Saved data entries:

******

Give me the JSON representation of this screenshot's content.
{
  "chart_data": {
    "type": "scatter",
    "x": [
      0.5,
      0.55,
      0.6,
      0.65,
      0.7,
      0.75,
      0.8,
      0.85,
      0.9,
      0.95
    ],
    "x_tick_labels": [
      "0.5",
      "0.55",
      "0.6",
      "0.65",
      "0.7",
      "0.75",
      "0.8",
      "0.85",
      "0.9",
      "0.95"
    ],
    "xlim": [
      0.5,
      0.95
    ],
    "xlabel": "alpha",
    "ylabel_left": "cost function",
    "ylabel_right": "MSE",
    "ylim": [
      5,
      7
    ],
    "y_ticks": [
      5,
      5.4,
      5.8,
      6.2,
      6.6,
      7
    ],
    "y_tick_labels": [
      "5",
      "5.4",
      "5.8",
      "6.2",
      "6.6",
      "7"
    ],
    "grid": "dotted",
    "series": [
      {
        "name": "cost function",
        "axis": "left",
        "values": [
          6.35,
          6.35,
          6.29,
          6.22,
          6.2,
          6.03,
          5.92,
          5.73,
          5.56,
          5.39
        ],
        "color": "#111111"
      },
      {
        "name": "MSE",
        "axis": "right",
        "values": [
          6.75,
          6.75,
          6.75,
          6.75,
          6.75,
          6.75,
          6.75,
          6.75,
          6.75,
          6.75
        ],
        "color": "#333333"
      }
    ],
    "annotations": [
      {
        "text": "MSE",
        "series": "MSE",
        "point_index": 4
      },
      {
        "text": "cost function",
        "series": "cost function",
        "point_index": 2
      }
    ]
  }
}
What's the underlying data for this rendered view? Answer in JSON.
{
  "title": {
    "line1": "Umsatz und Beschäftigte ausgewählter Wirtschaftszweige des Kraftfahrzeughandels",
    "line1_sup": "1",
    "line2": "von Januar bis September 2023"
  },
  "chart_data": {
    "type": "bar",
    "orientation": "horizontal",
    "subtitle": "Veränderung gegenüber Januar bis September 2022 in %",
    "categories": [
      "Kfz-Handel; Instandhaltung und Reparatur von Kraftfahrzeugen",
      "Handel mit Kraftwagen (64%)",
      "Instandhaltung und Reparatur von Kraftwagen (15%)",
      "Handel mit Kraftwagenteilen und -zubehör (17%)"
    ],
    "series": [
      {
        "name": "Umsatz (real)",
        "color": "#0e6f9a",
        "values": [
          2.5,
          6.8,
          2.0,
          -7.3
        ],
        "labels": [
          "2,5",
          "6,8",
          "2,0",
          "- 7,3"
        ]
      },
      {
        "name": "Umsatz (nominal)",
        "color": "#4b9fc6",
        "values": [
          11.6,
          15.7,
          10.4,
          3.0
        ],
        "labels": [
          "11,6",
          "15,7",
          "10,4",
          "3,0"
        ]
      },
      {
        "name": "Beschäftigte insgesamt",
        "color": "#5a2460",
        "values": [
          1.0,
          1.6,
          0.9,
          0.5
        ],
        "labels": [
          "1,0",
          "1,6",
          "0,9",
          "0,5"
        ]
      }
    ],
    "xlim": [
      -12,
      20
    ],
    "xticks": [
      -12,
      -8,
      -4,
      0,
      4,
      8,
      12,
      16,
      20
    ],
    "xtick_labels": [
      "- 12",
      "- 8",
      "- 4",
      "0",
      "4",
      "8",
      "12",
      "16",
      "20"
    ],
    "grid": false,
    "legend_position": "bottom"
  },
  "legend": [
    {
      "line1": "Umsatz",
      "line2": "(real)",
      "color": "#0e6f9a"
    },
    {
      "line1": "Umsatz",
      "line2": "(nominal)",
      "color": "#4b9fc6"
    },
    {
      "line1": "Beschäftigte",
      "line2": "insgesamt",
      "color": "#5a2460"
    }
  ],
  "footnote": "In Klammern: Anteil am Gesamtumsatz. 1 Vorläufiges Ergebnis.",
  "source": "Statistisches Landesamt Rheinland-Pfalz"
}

******

AIM OF THE EXERCISE:
All of the lines above need to be given again exactly.

COMPLETE OUTPUT:
Give me the JSON representation of this screenshot's content.
{
  "chart_data": {
    "type": "scatter",
    "x": [
      0.5,
      0.55,
      0.6,
      0.65,
      0.7,
      0.75,
      0.8,
      0.85,
      0.9,
      0.95
    ],
    "x_tick_labels": [
      "0.5",
      "0.55",
      "0.6",
      "0.65",
      "0.7",
      "0.75",
      "0.8",
      "0.85",
      "0.9",
      "0.95"
    ],
    "xlim": [
      0.5,
      0.95
    ],
    "xlabel": "alpha",
    "ylabel_left": "cost function",
    "ylabel_right": "MSE",
    "ylim": [
      5,
      7
    ],
    "y_ticks": [
      5,
      5.4,
      5.8,
      6.2,
      6.6,
      7
    ],
    "y_tick_labels": [
      "5",
      "5.4",
      "5.8",
      "6.2",
      "6.6",
      "7"
    ],
    "grid": "dotted",
    "series": [
      {
        "name": "cost function",
        "axis": "left",
        "values": [
          6.35,
          6.35,
          6.29,
          6.22,
          6.2,
          6.03,
          5.92,
          5.73,
          5.56,
          5.39
        ],
        "color": "#111111"
      },
      {
        "name": "MSE",
        "axis": "right",
        "values": [
          6.75,
          6.75,
          6.75,
          6.75,
          6.75,
          6.75,
          6.75,
          6.75,
          6.75,
          6.75
        ],
        "color": "#333333"
      }
    ],
    "annotations": [
      {
        "text": "MSE",
        "series": "MSE",
        "point_index": 4
      },
      {
        "text": "cost function",
        "series": "cost function",
        "point_index": 2
      }
    ]
  }
}
What's the underlying data for this rendered view? Answer in JSON.
{
  "title": {
    "line1": "Umsatz und Beschäftigte ausgewählter Wirtschaftszweige des Kraftfahrzeughandels",
    "line1_sup": "1",
    "line2": "von Januar bis September 2023"
  },
  "chart_data": {
    "type": "bar",
    "orientation": "horizontal",
    "subtitle": "Veränderung gegenüber Januar bis September 2022 in %",
    "categories": [
      "Kfz-Handel; Instandhaltung und Reparatur von Kraftfahrzeugen",
      "Handel mit Kraftwagen (64%)",
      "Instandhaltung und Reparatur von Kraftwagen (15%)",
      "Handel mit Kraftwagenteilen und -zubehör (17%)"
    ],
    "series": [
      {
        "name": "Umsatz (real)",
        "color": "#0e6f9a",
        "values": [
          2.5,
          6.8,
          2.0,
          -7.3
        ],
        "labels": [
          "2,5",
          "6,8",
          "2,0",
          "- 7,3"
        ]
      },
      {
        "name": "Umsatz (nominal)",
        "color": "#4b9fc6",
        "values": [
          11.6,
          15.7,
          10.4,
          3.0
        ],
        "labels": [
          "11,6",
          "15,7",
          "10,4",
          "3,0"
        ]
      },
      {
        "name": "Beschäftigte insgesamt",
        "color": "#5a2460",
        "values": [
          1.0,
          1.6,
          0.9,
          0.5
        ],
        "labels": [
          "1,0",
          "1,6",
          "0,9",
          "0,5"
        ]
      }
    ],
    "xlim": [
      -12,
      20
    ],
    "xticks": [
      -12,
      -8,
      -4,
      0,
      4,
      8,
      12,
      16,
      20
    ],
    "xtick_labels": [
      "- 12",
      "- 8",
      "- 4",
      "0",
      "4",
      "8",
      "12",
      "16",
      "20"
    ],
    "grid": false,
    "legend_position": "bottom"
  },
  "legend": [
    {
      "line1": "Umsatz",
      "line2": "(real)",
      "color": "#0e6f9a"
    },
    {
      "line1": "Umsatz",
      "line2": "(nominal)",
      "color": "#4b9fc6"
    },
    {
      "line1": "Beschäftigte",
      "line2": "insgesamt",
      "color": "#5a2460"
    }
  ],
  "footnote": "In Klammern: Anteil am Gesamtumsatz. 1 Vorläufiges Ergebnis.",
  "source": "Statistisches Landesamt Rheinland-Pfalz"
}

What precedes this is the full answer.